===== RECORDS SUPPLIED

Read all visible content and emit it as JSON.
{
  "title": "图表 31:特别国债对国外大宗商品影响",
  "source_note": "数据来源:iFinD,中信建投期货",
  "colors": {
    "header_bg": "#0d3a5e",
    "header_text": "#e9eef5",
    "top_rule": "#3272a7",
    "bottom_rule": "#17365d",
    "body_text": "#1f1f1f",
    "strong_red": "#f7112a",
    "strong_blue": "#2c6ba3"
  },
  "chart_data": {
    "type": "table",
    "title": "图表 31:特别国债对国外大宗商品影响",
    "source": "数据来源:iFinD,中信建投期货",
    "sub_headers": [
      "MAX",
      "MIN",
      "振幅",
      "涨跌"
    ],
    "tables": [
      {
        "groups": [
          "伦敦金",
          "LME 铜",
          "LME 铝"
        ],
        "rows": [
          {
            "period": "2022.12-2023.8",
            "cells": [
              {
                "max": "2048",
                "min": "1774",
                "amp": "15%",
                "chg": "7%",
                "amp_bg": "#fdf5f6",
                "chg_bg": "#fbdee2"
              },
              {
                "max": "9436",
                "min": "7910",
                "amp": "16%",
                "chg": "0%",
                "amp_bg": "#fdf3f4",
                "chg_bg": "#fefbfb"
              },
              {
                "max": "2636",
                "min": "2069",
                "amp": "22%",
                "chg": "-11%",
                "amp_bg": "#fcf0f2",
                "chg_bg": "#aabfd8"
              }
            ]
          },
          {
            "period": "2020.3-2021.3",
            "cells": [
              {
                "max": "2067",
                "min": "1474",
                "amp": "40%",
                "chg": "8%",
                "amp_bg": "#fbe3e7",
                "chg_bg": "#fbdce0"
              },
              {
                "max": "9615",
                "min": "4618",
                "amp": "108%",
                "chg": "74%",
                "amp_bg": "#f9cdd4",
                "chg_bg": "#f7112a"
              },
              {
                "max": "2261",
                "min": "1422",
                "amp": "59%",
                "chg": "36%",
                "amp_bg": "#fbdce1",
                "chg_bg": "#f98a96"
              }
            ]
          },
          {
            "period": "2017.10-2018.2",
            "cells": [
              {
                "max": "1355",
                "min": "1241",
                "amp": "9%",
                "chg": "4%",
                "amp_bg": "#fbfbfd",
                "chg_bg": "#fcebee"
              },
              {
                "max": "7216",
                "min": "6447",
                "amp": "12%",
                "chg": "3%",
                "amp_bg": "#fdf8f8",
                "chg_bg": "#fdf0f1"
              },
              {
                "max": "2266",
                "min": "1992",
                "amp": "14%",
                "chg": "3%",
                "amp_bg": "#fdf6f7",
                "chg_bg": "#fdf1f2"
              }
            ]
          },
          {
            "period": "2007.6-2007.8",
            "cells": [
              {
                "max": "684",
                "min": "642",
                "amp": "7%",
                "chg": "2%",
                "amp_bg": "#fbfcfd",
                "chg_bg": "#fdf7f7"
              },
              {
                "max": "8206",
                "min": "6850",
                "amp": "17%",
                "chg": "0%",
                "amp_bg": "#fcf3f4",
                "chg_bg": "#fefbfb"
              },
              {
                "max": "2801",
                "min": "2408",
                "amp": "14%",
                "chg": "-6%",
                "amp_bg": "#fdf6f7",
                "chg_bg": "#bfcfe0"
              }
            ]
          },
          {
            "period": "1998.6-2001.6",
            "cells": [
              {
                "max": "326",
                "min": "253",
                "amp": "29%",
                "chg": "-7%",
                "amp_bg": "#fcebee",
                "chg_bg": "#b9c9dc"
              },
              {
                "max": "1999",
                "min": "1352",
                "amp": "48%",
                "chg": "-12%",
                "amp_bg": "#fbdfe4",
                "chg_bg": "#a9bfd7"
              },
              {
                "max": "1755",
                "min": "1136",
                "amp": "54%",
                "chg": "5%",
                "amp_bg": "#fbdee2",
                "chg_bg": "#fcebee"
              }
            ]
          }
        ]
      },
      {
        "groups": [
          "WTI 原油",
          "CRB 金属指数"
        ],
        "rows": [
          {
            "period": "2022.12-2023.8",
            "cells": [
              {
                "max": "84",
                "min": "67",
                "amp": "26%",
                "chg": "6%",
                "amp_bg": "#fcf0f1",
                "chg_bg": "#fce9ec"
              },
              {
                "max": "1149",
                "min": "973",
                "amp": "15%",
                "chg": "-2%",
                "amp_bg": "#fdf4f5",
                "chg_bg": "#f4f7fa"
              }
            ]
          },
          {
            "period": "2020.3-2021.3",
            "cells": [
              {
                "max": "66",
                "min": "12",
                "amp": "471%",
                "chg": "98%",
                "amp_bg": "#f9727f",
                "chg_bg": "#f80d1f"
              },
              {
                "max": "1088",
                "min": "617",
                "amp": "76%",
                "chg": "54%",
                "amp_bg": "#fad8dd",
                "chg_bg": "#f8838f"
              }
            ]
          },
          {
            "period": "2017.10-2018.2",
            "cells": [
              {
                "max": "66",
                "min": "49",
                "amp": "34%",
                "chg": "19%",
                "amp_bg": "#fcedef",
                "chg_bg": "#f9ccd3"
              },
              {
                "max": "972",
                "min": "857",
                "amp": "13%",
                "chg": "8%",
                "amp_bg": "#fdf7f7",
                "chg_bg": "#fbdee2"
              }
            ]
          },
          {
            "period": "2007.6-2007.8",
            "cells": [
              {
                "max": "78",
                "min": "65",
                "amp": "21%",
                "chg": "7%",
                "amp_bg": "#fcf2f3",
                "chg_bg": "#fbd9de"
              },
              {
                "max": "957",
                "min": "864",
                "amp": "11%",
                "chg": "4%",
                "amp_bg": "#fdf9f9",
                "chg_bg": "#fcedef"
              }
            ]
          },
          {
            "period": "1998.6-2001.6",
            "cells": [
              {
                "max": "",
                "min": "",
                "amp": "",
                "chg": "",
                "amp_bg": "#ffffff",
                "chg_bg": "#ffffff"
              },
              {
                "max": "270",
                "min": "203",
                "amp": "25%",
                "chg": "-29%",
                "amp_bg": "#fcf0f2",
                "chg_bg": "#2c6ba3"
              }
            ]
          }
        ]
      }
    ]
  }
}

==========

TASK STATEMENT -
Your task is to repeat the data exactly, with nothing left out.

RESULT BELOW -
Read all visible content and emit it as JSON.
{
  "title": "图表 31:特别国债对国外大宗商品影响",
  "source_note": "数据来源:iFinD,中信建投期货",
  "colors": {
    "header_bg": "#0d3a5e",
    "header_text": "#e9eef5",
    "top_rule": "#3272a7",
    "bottom_rule": "#17365d",
    "body_text": "#1f1f1f",
    "strong_red": "#f7112a",
    "strong_blue": "#2c6ba3"
  },
  "chart_data": {
    "type": "table",
    "title": "图表 31:特别国债对国外大宗商品影响",
    "source": "数据来源:iFinD,中信建投期货",
    "sub_headers": [
      "MAX",
      "MIN",
      "振幅",
      "涨跌"
    ],
    "tables": [
      {
        "groups": [
          "伦敦金",
          "LME 铜",
          "LME 铝"
        ],
        "rows": [
          {
            "period": "2022.12-2023.8",
            "cells": [
              {
                "max": "2048",
                "min": "1774",
                "amp": "15%",
                "chg": "7%",
                "amp_bg": "#fdf5f6",
                "chg_bg": "#fbdee2"
              },
              {
                "max": "9436",
                "min": "7910",
                "amp": "16%",
                "chg": "0%",
                "amp_bg": "#fdf3f4",
                "chg_bg": "#fefbfb"
              },
              {
                "max": "2636",
                "min": "2069",
                "amp": "22%",
                "chg": "-11%",
                "amp_bg": "#fcf0f2",
                "chg_bg": "#aabfd8"
              }
            ]
          },
          {
            "period": "2020.3-2021.3",
            "cells": [
              {
                "max": "2067",
                "min": "1474",
                "amp": "40%",
                "chg": "8%",
                "amp_bg": "#fbe3e7",
                "chg_bg": "#fbdce0"
              },
              {
                "max": "9615",
                "min": "4618",
                "amp": "108%",
                "chg": "74%",
                "amp_bg": "#f9cdd4",
                "chg_bg": "#f7112a"
              },
              {
                "max": "2261",
                "min": "1422",
                "amp": "59%",
                "chg": "36%",
                "amp_bg": "#fbdce1",
                "chg_bg": "#f98a96"
              }
            ]
          },
          {
            "period": "2017.10-2018.2",
            "cells": [
              {
                "max": "1355",
                "min": "1241",
                "amp": "9%",
                "chg": "4%",
                "amp_bg": "#fbfbfd",
                "chg_bg": "#fcebee"
              },
              {
                "max": "7216",
                "min": "6447",
                "amp": "12%",
                "chg": "3%",
                "amp_bg": "#fdf8f8",
                "chg_bg": "#fdf0f1"
              },
              {
                "max": "2266",
                "min": "1992",
                "amp": "14%",
                "chg": "3%",
                "amp_bg": "#fdf6f7",
                "chg_bg": "#fdf1f2"
              }
            ]
          },
          {
            "period": "2007.6-2007.8",
            "cells": [
              {
                "max": "684",
                "min": "642",
                "amp": "7%",
                "chg": "2%",
                "amp_bg": "#fbfcfd",
                "chg_bg": "#fdf7f7"
              },
              {
                "max": "8206",
                "min": "6850",
                "amp": "17%",
                "chg": "0%",
                "amp_bg": "#fcf3f4",
                "chg_bg": "#fefbfb"
              },
              {
                "max": "2801",
                "min": "2408",
                "amp": "14%",
                "chg": "-6%",
                "amp_bg": "#fdf6f7",
                "chg_bg": "#bfcfe0"
              }
            ]
          },
          {
            "period": "1998.6-2001.6",
            "cells": [
              {
                "max": "326",
                "min": "253",
                "amp": "29%",
                "chg": "-7%",
                "amp_bg": "#fcebee",
                "chg_bg": "#b9c9dc"
              },
              {
                "max": "1999",
                "min": "1352",
                "amp": "48%",
                "chg": "-12%",
                "amp_bg": "#fbdfe4",
                "chg_bg": "#a9bfd7"
              },
              {
                "max": "1755",
                "min": "1136",
                "amp": "54%",
                "chg": "5%",
                "amp_bg": "#fbdee2",
                "chg_bg": "#fcebee"
              }
            ]
          }
        ]
      },
      {
        "groups": [
          "WTI 原油",
          "CRB 金属指数"
        ],
        "rows": [
          {
            "period": "2022.12-2023.8",
            "cells": [
              {
                "max": "84",
                "min": "67",
                "amp": "26%",
                "chg": "6%",
                "amp_bg": "#fcf0f1",
                "chg_bg": "#fce9ec"
              },
              {
                "max": "1149",
                "min": "973",
                "amp": "15%",
                "chg": "-2%",
                "amp_bg": "#fdf4f5",
                "chg_bg": "#f4f7fa"
              }
            ]
          },
          {
            "period": "2020.3-2021.3",
            "cells": [
              {
                "max": "66",
                "min": "12",
                "amp": "471%",
                "chg": "98%",
                "amp_bg": "#f9727f",
                "chg_bg": "#f80d1f"
              },
              {
                "max": "1088",
                "min": "617",
                "amp": "76%",
                "chg": "54%",
                "amp_bg": "#fad8dd",
                "chg_bg": "#f8838f"
              }
            ]
          },
          {
            "period": "2017.10-2018.2",
            "cells": [
              {
                "max": "66",
                "min": "49",
                "amp": "34%",
                "chg": "19%",
                "amp_bg": "#fcedef",
                "chg_bg": "#f9ccd3"
              },
              {
                "max": "972",
                "min": "857",
                "amp": "13%",
                "chg": "8%",
                "amp_bg": "#fdf7f7",
                "chg_bg": "#fbdee2"
              }
            ]
          },
          {
            "period": "2007.6-2007.8",
            "cells": [
              {
                "max": "78",
                "min": "65",
                "amp": "21%",
                "chg": "7%",
                "amp_bg": "#fcf2f3",
                "chg_bg": "#fbd9de"
              },
              {
                "max": "957",
                "min": "864",
                "amp": "11%",
                "chg": "4%",
                "amp_bg": "#fdf9f9",
                "chg_bg": "#fcedef"
              }
            ]
          },
          {
            "period": "1998.6-2001.6",
            "cells": [
              {
                "max": "",
                "min": "",
                "amp": "",
                "chg": "",
                "amp_bg": "#ffffff",
                "chg_bg": "#ffffff"
              },
              {
                "max": "270",
                "min": "203",
                "amp": "25%",
                "chg": "-29%",
                "amp_bg": "#fcf0f2",
                "chg_bg": "#2c6ba3"
              }
            ]
          }
        ]
      }
    ]
  }
}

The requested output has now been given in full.